Data records:
-- begin --

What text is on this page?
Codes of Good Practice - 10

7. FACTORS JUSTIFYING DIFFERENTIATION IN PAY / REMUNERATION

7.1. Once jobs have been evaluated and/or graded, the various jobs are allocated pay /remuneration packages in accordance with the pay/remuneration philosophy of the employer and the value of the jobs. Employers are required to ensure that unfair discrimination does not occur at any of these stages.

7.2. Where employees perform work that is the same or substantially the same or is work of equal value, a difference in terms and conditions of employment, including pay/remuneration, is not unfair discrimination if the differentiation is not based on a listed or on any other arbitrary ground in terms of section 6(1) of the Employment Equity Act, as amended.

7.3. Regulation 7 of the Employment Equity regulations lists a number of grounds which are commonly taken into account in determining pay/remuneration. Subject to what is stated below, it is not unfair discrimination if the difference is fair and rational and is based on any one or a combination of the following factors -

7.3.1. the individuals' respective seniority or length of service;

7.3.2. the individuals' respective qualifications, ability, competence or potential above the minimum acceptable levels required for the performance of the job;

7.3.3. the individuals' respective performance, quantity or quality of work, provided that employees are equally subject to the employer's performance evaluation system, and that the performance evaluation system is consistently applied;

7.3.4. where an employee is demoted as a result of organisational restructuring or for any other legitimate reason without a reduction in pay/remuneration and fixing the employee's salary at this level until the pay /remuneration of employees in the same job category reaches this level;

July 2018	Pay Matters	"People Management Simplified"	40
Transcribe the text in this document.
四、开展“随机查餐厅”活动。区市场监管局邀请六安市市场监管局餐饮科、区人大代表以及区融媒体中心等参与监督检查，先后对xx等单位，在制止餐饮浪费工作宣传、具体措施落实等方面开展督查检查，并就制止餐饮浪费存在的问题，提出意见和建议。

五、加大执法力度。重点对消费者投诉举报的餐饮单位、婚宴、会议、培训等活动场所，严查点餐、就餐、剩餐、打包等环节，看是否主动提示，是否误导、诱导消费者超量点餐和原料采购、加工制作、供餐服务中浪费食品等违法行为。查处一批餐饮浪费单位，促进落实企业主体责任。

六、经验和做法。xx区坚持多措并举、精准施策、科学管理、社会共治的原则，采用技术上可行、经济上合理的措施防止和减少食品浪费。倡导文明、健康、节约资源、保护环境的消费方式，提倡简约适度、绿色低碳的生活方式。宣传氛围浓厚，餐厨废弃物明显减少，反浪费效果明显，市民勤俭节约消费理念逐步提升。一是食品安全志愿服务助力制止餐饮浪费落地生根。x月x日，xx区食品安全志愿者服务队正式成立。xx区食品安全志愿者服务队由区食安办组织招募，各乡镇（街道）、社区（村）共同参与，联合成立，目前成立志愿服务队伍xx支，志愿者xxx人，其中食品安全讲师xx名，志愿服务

-- end --

• **Aim of the exercise**
For this exercise, gather every line of the data that contains the word "value".

• **Full answer**
7.1. Once jobs have been evaluated and/or graded, the various jobs are allocated pay /remuneration packages in accordance with the pay/remuneration philosophy of the employer and the value of the jobs. Employers are required to ensure that unfair discrimination does not occur at any of these stages.
7.2. Where employees perform work that is the same or substantially the same or is work of equal value, a difference in terms and conditions of employment, including pay/remuneration, is not unfair discrimination if the differentiation is not based on a listed or on any other arbitrary ground in terms of section 6(1) of the Employment Equity Act, as amended.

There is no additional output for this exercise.